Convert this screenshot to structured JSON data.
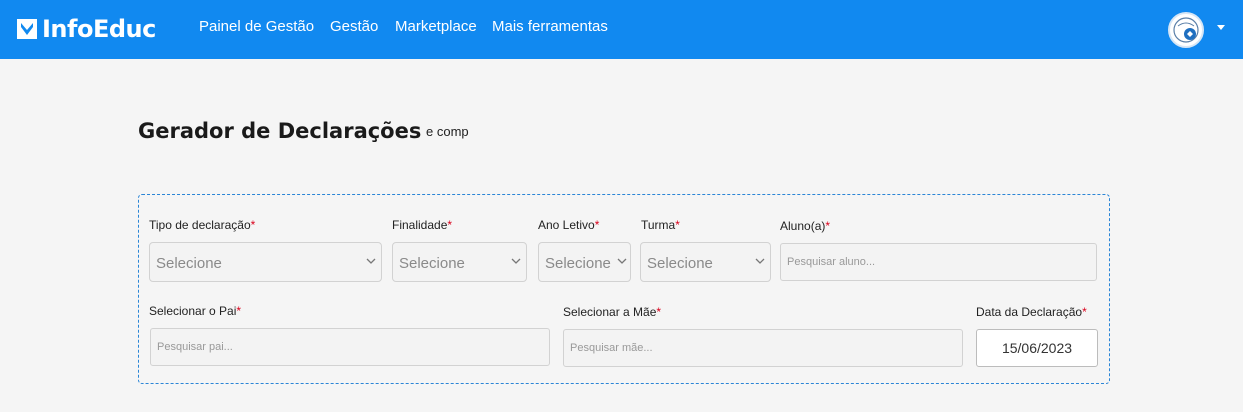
{
  "colors": {
    "navbar": "#1189f0",
    "required_mark": "#d9001b",
    "form_border": "#2b85d6"
  },
  "brand": {
    "name": "InfoEduc",
    "icon": "infoeduc-logo-icon"
  },
  "nav": {
    "links": [
      "Painel de Gestão",
      "Gestão",
      "Marketplace",
      "Mais ferramentas"
    ],
    "avatar_icon": "user-avatar-icon",
    "menu_icon": "caret-down-icon"
  },
  "page": {
    "title": "Gerador de Declarações",
    "subtitle": "e comp"
  },
  "form": {
    "required_mark": "*",
    "tipo": {
      "label": "Tipo de declaração",
      "value": "Selecione"
    },
    "finalidade": {
      "label": "Finalidade",
      "value": "Selecione"
    },
    "ano": {
      "label": "Ano Letivo",
      "value": "Selecione"
    },
    "turma": {
      "label": "Turma",
      "value": "Selecione"
    },
    "aluno": {
      "label": "Aluno(a)",
      "placeholder": "Pesquisar aluno..."
    },
    "pai": {
      "label": "Selecionar o Pai",
      "placeholder": "Pesquisar pai..."
    },
    "mae": {
      "label": "Selecionar a Mãe",
      "placeholder": "Pesquisar mãe..."
    },
    "data": {
      "label": "Data da Declaração",
      "value": "15/06/2023"
    }
  }
}
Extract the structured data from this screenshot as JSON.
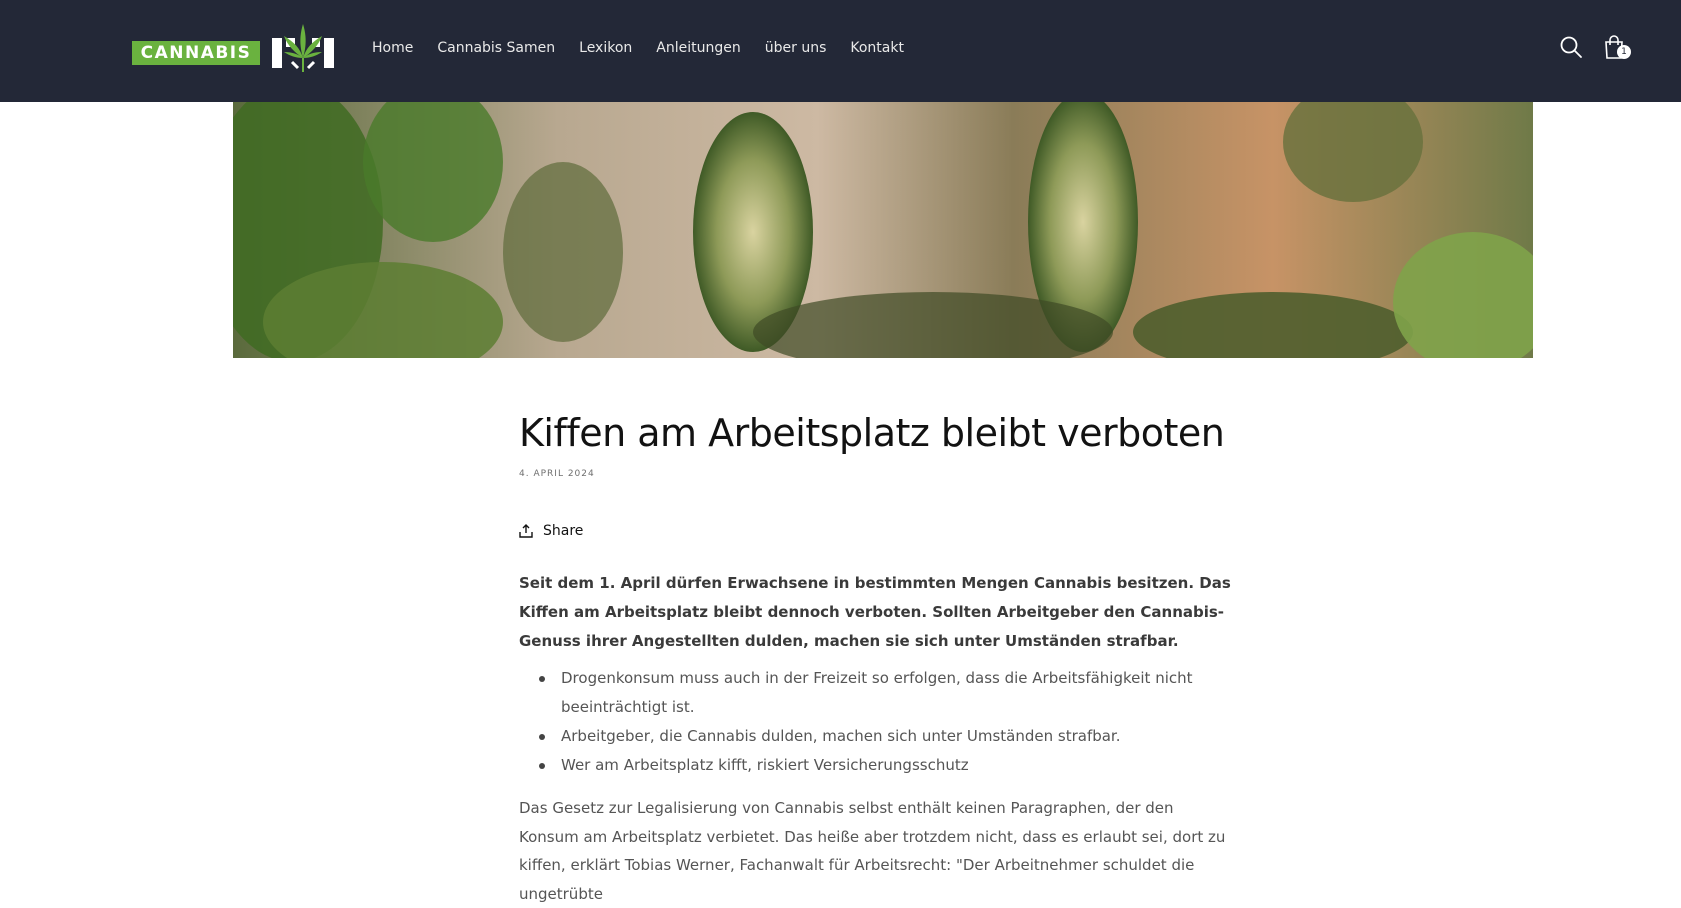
{
  "header": {
    "logo_text": "CANNABIS",
    "nav": [
      "Home",
      "Cannabis Samen",
      "Lexikon",
      "Anleitungen",
      "über uns",
      "Kontakt"
    ],
    "cart_count": "1",
    "search_icon": "search-icon",
    "cart_icon": "shopping-bag-icon"
  },
  "article": {
    "title": "Kiffen am Arbeitsplatz bleibt verboten",
    "date": "4. APRIL 2024",
    "share_label": "Share",
    "lead": "Seit dem 1. April dürfen Erwachsene in bestimmten Mengen Cannabis besitzen. Das Kiffen am Arbeitsplatz bleibt dennoch verboten. Sollten Arbeitgeber den Cannabis-Genuss ihrer Angestellten dulden, machen sie sich unter Umständen strafbar.",
    "points": [
      "Drogenkonsum muss auch in der Freizeit so erfolgen, dass die Arbeitsfähigkeit nicht beeinträchtigt ist.",
      "Arbeitgeber, die Cannabis dulden, machen sich unter Umständen strafbar.",
      "Wer am Arbeitsplatz kifft, riskiert Versicherungsschutz"
    ],
    "body": "Das Gesetz zur Legalisierung von Cannabis selbst enthält keinen Paragraphen, der den Konsum am Arbeitsplatz verbietet. Das heiße aber trotzdem nicht, dass es erlaubt sei, dort zu kiffen, erklärt Tobias Werner, Fachanwalt für Arbeitsrecht: \"Der Arbeitnehmer schuldet die ungetrübte"
  },
  "colors": {
    "header_bg": "#232837",
    "logo_green": "#6ab23f"
  }
}
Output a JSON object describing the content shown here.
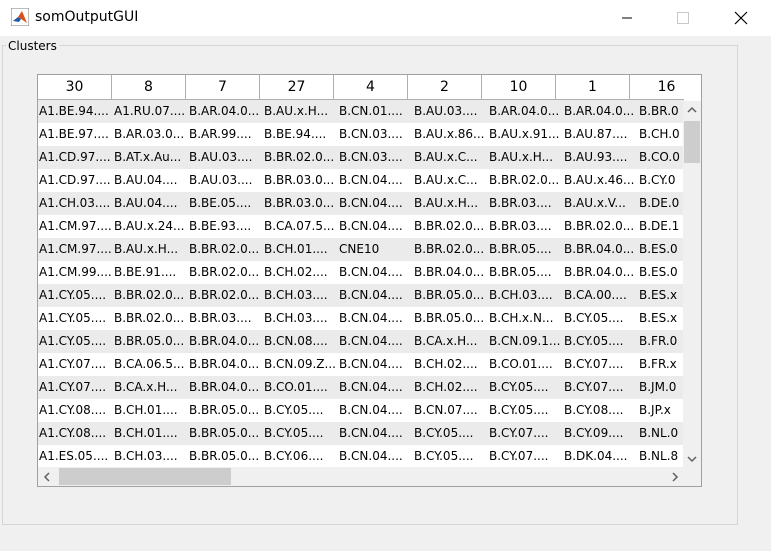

------

Direction:
Repeat the records in full, exactly as they appear, without the pictures.

Answer to the task:
Convert this screenshot to structured JSON data.
{
  "colors": {
    "navbar": "#1189f0",
    "required_mark": "#d9001b",
    "form_border": "#2b85d6"
  },
  "brand": {
    "name": "InfoEduc",
    "icon": "infoeduc-logo-icon"
  },
  "nav": {
    "links": [
      "Painel de Gestão",
      "Gestão",
      "Marketplace",
      "Mais ferramentas"
    ],
    "avatar_icon": "user-avatar-icon",
    "menu_icon": "caret-down-icon"
  },
  "page": {
    "title": "Gerador de Declarações",
    "subtitle": "e comp"
  },
  "form": {
    "required_mark": "*",
    "tipo": {
      "label": "Tipo de declaração",
      "value": "Selecione"
    },
    "finalidade": {
      "label": "Finalidade",
      "value": "Selecione"
    },
    "ano": {
      "label": "Ano Letivo",
      "value": "Selecione"
    },
    "turma": {
      "label": "Turma",
      "value": "Selecione"
    },
    "aluno": {
      "label": "Aluno(a)",
      "placeholder": "Pesquisar aluno..."
    },
    "pai": {
      "label": "Selecionar o Pai",
      "placeholder": "Pesquisar pai..."
    },
    "mae": {
      "label": "Selecionar a Mãe",
      "placeholder": "Pesquisar mãe..."
    },
    "data": {
      "label": "Data da Declaração",
      "value": "15/06/2023"
    }
  }
}
Extract the structured data from this screenshot as JSON.
{
  "header": {
    "logo_text": "CANNABIS",
    "nav": [
      "Home",
      "Cannabis Samen",
      "Lexikon",
      "Anleitungen",
      "über uns",
      "Kontakt"
    ],
    "cart_count": "1",
    "search_icon": "search-icon",
    "cart_icon": "shopping-bag-icon"
  },
  "article": {
    "title": "Kiffen am Arbeitsplatz bleibt verboten",
    "date": "4. APRIL 2024",
    "share_label": "Share",
    "lead": "Seit dem 1. April dürfen Erwachsene in bestimmten Mengen Cannabis besitzen. Das Kiffen am Arbeitsplatz bleibt dennoch verboten. Sollten Arbeitgeber den Cannabis-Genuss ihrer Angestellten dulden, machen sie sich unter Umständen strafbar.",
    "points": [
      "Drogenkonsum muss auch in der Freizeit so erfolgen, dass die Arbeitsfähigkeit nicht beeinträchtigt ist.",
      "Arbeitgeber, die Cannabis dulden, machen sich unter Umständen strafbar.",
      "Wer am Arbeitsplatz kifft, riskiert Versicherungsschutz"
    ],
    "body": "Das Gesetz zur Legalisierung von Cannabis selbst enthält keinen Paragraphen, der den Konsum am Arbeitsplatz verbietet. Das heiße aber trotzdem nicht, dass es erlaubt sei, dort zu kiffen, erklärt Tobias Werner, Fachanwalt für Arbeitsrecht: \"Der Arbeitnehmer schuldet die ungetrübte"
  },
  "colors": {
    "header_bg": "#232837",
    "logo_green": "#6ab23f"
  }
}
Output a JSON object describing the content shown here.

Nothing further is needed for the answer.